DIRECTIONS FOR THIS TASK:
Write the data out again in full, with no departure from the original.

-- START RECORDS SUPPLIED --

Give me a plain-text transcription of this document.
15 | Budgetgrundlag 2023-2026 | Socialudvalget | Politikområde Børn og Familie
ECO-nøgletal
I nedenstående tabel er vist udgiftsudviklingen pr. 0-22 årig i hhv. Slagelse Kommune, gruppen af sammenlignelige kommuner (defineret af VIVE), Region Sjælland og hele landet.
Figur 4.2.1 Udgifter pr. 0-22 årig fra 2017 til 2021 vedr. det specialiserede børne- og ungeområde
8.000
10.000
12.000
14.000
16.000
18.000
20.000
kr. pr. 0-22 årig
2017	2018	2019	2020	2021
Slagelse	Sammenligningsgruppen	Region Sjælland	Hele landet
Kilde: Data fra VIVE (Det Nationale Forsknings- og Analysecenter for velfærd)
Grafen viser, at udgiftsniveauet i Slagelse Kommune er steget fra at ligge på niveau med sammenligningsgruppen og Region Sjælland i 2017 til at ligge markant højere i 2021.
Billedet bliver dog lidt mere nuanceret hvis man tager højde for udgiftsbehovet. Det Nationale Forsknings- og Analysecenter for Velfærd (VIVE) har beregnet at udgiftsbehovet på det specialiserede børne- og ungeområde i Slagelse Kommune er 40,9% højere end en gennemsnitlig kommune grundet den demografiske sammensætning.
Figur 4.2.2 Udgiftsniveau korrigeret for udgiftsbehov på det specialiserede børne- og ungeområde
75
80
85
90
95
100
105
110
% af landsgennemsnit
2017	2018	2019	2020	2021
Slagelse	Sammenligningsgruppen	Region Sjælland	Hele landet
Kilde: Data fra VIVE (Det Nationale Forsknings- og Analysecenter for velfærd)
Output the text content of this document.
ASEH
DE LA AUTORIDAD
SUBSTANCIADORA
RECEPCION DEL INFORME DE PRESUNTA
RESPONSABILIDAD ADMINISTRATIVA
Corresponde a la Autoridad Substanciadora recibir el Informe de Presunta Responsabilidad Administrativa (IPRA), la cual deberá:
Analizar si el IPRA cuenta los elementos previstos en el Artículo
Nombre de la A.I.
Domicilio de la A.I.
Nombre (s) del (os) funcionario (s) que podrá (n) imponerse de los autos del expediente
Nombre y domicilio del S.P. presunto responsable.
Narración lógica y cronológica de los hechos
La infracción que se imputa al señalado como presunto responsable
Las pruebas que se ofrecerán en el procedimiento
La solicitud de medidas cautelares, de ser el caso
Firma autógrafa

-- END RECORDS SUPPLIED --

WRITTEN SOLUTION:
Give me a plain-text transcription of this document.
15 | Budgetgrundlag 2023-2026 | Socialudvalget | Politikområde Børn og Familie
ECO-nøgletal
I nedenstående tabel er vist udgiftsudviklingen pr. 0-22 årig i hhv. Slagelse Kommune, gruppen af sammenlignelige kommuner (defineret af VIVE), Region Sjælland og hele landet.
Figur 4.2.1 Udgifter pr. 0-22 årig fra 2017 til 2021 vedr. det specialiserede børne- og ungeområde
8.000
10.000
12.000
14.000
16.000
18.000
20.000
kr. pr. 0-22 årig
2017	2018	2019	2020	2021
Slagelse	Sammenligningsgruppen	Region Sjælland	Hele landet
Kilde: Data fra VIVE (Det Nationale Forsknings- og Analysecenter for velfærd)
Grafen viser, at udgiftsniveauet i Slagelse Kommune er steget fra at ligge på niveau med sammenligningsgruppen og Region Sjælland i 2017 til at ligge markant højere i 2021.
Billedet bliver dog lidt mere nuanceret hvis man tager højde for udgiftsbehovet. Det Nationale Forsknings- og Analysecenter for Velfærd (VIVE) har beregnet at udgiftsbehovet på det specialiserede børne- og ungeområde i Slagelse Kommune er 40,9% højere end en gennemsnitlig kommune grundet den demografiske sammensætning.
Figur 4.2.2 Udgiftsniveau korrigeret for udgiftsbehov på det specialiserede børne- og ungeområde
75
80
85
90
95
100
105
110
% af landsgennemsnit
2017	2018	2019	2020	2021
Slagelse	Sammenligningsgruppen	Region Sjælland	Hele landet
Kilde: Data fra VIVE (Det Nationale Forsknings- og Analysecenter for velfærd)
Output the text content of this document.
ASEH
DE LA AUTORIDAD
SUBSTANCIADORA
RECEPCION DEL INFORME DE PRESUNTA
RESPONSABILIDAD ADMINISTRATIVA
Corresponde a la Autoridad Substanciadora recibir el Informe de Presunta Responsabilidad Administrativa (IPRA), la cual deberá:
Analizar si el IPRA cuenta los elementos previstos en el Artículo
Nombre de la A.I.
Domicilio de la A.I.
Nombre (s) del (os) funcionario (s) que podrá (n) imponerse de los autos del expediente
Nombre y domicilio del S.P. presunto responsable.
Narración lógica y cronológica de los hechos
La infracción que se imputa al señalado como presunto responsable
Las pruebas que se ofrecerán en el procedimiento
La solicitud de medidas cautelares, de ser el caso
Firma autógrafa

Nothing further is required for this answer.